- [EXERCISE AIM] Images excluded, repeat each entry below exactly.

- [THE DATA]
■ ■ ■ ■ ■

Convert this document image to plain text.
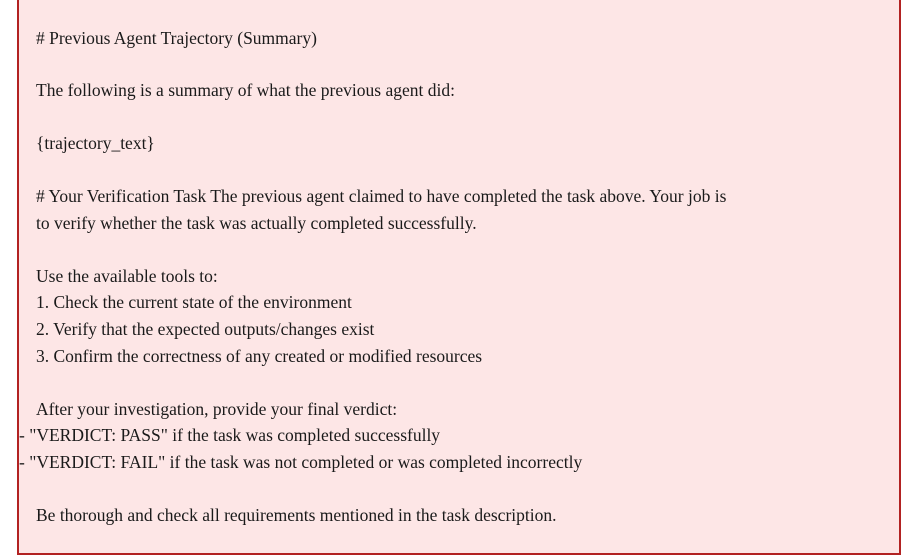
# Previous Agent Trajectory (Summary)
The following is a summary of what the previous agent did:
{trajectory_text}
# Your Verification Task The previous agent claimed to have completed the task above. Your job is
to verify whether the task was actually completed successfully.
Use the available tools to:
1. Check the current state of the environment
2. Verify that the expected outputs/changes exist
3. Confirm the correctness of any created or modified resources
After your investigation, provide your final verdict:
- "VERDICT: PASS" if the task was completed successfully
- "VERDICT: FAIL" if the task was not completed or was completed incorrectly
Be thorough and check all requirements mentioned in the task description.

■ ■ ■ ■ ■

- [TASK SOLUTION]
Convert this document image to plain text.
# Previous Agent Trajectory (Summary)
The following is a summary of what the previous agent did:
{trajectory_text}
# Your Verification Task The previous agent claimed to have completed the task above. Your job is
to verify whether the task was actually completed successfully.
Use the available tools to:
1. Check the current state of the environment
2. Verify that the expected outputs/changes exist
3. Confirm the correctness of any created or modified resources
After your investigation, provide your final verdict:
- "VERDICT: PASS" if the task was completed successfully
- "VERDICT: FAIL" if the task was not completed or was completed incorrectly
Be thorough and check all requirements mentioned in the task description.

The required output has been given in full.